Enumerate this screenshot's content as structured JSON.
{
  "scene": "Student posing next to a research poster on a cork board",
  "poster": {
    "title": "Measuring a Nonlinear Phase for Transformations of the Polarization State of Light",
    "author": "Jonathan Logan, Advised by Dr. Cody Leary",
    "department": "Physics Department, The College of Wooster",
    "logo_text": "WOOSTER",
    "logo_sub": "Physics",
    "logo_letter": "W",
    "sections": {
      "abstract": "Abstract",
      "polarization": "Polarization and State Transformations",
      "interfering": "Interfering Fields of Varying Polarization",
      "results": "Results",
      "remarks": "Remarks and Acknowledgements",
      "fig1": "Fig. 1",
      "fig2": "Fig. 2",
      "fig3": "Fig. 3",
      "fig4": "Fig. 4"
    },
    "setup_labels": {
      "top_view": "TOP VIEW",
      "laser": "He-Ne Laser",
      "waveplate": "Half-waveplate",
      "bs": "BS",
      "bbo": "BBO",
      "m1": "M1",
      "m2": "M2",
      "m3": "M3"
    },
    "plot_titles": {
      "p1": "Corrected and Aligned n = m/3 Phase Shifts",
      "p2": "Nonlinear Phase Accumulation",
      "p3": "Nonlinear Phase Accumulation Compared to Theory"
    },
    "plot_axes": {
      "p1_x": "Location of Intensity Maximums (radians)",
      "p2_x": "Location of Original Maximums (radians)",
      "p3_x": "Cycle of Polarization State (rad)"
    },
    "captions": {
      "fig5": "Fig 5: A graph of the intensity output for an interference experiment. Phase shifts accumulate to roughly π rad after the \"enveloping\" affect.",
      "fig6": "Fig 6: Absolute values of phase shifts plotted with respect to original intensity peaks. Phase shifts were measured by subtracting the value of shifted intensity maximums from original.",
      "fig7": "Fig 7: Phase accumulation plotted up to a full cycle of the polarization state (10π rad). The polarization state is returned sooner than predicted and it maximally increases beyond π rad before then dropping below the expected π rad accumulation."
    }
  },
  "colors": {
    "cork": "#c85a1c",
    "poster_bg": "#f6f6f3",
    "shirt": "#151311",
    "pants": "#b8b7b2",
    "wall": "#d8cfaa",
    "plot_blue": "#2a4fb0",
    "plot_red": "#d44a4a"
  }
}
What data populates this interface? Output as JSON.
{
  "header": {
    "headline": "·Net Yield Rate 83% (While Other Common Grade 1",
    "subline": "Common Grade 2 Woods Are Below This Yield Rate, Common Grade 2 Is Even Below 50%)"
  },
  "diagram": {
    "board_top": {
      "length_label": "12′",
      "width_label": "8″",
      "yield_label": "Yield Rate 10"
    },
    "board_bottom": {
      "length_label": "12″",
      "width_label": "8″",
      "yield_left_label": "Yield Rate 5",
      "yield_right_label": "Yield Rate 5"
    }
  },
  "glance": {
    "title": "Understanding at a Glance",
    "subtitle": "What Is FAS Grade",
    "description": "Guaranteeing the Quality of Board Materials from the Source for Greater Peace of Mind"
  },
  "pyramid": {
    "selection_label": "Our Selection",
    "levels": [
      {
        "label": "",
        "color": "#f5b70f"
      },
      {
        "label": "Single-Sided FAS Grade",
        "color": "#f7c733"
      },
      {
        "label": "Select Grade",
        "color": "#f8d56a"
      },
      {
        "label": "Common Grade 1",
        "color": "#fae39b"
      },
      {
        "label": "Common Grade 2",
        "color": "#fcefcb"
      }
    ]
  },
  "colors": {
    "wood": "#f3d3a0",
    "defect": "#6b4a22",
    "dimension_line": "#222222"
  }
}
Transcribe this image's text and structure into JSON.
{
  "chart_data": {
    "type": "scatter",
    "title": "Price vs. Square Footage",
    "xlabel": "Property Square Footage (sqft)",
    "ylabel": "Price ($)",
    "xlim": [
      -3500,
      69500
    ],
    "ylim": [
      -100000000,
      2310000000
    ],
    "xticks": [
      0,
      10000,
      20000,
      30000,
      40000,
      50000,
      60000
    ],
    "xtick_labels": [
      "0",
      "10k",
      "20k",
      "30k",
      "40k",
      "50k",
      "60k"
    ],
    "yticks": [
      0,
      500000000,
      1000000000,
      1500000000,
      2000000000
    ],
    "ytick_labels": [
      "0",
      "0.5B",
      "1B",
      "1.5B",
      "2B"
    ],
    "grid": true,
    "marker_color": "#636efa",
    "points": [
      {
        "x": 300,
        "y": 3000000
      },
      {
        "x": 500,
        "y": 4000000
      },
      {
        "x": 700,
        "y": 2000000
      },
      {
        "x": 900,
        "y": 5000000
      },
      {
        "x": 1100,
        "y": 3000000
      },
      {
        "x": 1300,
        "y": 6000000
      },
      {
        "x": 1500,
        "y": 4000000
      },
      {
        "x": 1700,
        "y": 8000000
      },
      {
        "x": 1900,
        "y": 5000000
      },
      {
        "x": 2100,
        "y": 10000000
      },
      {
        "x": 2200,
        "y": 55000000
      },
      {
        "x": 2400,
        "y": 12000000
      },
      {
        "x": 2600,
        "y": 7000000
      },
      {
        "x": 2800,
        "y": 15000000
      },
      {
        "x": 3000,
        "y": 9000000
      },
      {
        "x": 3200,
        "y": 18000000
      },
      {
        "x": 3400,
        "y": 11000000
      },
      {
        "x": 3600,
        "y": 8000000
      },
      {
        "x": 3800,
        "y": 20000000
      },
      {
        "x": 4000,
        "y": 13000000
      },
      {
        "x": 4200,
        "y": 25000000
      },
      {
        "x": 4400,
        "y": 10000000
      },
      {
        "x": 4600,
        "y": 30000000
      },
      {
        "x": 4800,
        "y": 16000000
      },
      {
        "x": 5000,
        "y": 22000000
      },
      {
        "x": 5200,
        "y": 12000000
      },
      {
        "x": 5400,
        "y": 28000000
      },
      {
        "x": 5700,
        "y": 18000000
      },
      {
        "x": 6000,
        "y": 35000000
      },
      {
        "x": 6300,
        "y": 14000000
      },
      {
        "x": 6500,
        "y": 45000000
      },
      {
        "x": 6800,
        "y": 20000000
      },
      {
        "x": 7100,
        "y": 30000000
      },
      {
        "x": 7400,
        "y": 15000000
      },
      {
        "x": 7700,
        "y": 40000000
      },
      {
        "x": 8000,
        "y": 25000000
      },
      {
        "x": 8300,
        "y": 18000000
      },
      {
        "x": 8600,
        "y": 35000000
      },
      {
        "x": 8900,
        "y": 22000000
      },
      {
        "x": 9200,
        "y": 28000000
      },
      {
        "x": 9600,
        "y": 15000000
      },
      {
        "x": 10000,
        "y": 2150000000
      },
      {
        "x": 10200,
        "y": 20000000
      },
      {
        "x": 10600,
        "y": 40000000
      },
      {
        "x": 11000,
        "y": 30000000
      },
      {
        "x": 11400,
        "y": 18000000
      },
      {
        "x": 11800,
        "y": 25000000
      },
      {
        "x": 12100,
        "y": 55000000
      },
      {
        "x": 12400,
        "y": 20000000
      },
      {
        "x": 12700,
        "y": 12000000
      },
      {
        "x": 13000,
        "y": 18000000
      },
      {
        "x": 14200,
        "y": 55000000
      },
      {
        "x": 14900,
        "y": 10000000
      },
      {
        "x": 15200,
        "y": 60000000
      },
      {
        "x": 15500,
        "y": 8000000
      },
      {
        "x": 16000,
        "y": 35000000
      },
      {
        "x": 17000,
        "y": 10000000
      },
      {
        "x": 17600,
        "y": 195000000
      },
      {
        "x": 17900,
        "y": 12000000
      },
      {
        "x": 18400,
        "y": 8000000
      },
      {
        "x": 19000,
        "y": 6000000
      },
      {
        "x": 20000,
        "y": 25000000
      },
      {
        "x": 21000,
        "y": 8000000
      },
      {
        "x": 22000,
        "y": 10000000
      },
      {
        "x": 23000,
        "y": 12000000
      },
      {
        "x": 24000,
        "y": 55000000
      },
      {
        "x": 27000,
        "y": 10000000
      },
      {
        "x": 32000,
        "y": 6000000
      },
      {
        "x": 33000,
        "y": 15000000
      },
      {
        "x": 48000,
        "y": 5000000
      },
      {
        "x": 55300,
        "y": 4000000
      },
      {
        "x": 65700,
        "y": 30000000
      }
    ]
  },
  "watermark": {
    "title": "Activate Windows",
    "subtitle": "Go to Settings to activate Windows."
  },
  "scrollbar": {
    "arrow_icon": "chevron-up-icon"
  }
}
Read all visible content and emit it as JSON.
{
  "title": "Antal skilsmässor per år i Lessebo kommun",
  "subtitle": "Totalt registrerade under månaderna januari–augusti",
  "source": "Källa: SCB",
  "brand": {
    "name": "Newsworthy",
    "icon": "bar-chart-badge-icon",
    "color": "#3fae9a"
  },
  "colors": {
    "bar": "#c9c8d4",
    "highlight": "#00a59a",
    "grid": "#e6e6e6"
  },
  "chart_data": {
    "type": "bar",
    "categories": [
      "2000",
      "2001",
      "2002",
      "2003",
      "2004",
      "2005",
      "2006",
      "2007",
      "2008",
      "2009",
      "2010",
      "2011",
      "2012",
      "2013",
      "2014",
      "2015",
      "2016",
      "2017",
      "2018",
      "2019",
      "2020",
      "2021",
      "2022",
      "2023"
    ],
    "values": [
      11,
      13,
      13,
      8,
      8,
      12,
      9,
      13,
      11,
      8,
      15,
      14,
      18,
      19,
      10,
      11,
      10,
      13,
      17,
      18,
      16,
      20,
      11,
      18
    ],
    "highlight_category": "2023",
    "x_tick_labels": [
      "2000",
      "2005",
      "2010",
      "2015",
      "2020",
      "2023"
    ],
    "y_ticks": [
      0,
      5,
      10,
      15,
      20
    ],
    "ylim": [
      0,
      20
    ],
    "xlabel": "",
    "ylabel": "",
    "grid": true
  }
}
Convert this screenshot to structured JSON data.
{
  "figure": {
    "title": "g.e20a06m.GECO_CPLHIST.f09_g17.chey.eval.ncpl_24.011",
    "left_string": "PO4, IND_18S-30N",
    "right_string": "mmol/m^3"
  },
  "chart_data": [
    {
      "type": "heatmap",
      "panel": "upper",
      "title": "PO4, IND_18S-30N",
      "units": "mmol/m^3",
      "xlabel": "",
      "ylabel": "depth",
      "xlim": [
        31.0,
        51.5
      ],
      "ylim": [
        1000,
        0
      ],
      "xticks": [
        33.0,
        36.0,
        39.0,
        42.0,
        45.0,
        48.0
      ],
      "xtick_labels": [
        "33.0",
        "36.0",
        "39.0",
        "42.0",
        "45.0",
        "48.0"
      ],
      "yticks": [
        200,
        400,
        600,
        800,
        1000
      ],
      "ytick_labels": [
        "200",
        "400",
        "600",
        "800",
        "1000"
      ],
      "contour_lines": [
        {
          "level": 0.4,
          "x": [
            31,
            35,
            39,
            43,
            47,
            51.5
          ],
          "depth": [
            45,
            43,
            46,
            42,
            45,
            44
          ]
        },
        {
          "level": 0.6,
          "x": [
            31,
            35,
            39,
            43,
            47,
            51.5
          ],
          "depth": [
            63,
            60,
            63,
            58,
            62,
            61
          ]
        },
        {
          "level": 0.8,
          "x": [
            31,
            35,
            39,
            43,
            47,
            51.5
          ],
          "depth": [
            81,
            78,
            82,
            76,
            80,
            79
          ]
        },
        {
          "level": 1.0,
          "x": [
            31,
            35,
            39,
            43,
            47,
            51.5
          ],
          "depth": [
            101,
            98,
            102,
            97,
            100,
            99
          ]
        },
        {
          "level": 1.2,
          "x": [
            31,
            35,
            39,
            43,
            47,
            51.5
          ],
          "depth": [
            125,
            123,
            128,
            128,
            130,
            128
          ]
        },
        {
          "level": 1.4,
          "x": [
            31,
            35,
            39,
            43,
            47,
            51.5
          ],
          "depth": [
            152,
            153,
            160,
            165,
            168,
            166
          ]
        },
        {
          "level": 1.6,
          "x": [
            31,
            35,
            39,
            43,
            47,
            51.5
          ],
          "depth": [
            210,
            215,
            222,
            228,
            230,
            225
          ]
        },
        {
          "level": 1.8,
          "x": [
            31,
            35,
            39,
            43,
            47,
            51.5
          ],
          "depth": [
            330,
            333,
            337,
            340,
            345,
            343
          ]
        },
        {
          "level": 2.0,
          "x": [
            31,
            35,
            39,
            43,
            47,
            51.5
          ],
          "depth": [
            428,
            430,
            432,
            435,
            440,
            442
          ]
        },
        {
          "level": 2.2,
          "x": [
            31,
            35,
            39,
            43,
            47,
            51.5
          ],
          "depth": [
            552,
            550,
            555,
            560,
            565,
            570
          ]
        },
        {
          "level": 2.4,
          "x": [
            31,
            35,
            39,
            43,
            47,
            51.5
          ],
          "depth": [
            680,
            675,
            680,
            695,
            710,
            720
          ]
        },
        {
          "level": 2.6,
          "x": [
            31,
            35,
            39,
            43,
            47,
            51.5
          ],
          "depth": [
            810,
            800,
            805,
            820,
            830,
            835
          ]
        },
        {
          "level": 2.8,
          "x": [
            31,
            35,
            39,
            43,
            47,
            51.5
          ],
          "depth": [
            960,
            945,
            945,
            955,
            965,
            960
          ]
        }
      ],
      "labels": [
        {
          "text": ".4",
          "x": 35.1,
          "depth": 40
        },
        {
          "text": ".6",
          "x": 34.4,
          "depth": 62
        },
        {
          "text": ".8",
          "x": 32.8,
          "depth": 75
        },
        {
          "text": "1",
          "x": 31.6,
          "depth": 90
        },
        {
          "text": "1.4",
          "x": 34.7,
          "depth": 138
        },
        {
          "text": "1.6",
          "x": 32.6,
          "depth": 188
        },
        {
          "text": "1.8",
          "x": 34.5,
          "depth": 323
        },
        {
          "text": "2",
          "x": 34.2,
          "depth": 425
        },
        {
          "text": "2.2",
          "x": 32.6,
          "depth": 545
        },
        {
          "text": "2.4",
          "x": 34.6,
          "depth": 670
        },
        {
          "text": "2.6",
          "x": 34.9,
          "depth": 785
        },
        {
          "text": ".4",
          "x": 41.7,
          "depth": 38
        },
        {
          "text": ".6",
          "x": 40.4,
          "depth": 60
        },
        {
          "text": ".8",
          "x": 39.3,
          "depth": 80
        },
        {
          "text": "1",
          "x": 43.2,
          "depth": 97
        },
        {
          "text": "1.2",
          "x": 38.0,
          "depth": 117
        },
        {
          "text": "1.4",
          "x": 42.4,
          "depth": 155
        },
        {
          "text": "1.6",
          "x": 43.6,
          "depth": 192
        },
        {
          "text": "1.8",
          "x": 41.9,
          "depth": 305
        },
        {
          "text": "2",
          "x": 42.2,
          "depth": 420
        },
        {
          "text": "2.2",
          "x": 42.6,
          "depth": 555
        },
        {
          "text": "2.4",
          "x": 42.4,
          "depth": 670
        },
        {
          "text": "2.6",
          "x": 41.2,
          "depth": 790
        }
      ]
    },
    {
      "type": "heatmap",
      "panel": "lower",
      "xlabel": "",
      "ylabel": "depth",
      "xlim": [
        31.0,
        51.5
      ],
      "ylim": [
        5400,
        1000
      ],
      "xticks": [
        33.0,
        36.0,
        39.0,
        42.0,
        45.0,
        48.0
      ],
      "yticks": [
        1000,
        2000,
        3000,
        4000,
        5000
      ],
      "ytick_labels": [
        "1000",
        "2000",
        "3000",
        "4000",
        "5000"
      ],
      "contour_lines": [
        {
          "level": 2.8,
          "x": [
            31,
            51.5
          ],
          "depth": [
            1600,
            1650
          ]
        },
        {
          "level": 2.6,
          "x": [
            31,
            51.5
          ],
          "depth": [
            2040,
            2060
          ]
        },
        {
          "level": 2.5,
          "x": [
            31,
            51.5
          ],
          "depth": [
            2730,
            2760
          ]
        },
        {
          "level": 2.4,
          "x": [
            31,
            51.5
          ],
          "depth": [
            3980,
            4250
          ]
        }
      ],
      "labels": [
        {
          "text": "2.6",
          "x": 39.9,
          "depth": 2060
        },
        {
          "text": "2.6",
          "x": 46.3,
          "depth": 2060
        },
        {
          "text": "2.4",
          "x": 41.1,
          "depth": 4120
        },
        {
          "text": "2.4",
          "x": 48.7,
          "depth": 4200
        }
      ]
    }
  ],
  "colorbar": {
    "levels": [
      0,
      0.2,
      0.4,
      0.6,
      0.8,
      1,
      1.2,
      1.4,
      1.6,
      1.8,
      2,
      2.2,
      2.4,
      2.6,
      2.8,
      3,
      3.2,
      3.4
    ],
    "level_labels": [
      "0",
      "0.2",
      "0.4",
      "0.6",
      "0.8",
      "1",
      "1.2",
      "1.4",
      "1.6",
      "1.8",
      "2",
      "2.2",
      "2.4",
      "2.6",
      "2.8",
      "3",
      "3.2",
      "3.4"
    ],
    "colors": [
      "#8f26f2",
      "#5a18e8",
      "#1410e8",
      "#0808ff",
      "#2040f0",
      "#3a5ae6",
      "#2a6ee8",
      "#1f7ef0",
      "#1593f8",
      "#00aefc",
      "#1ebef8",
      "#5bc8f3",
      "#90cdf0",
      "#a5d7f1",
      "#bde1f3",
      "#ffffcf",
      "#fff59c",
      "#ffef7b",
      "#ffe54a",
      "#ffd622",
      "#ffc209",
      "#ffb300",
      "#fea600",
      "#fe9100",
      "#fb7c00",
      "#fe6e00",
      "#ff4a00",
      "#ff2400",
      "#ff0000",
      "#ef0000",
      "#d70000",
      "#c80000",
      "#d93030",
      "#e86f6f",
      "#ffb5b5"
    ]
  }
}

WHAT YOU ARE ASKED TO DO => Keep only the lines that hold the string "Physics", and copy them out.

REPLY =>
    "department": "Physics Department, The College of Wooster",
    "logo_sub": "Physics",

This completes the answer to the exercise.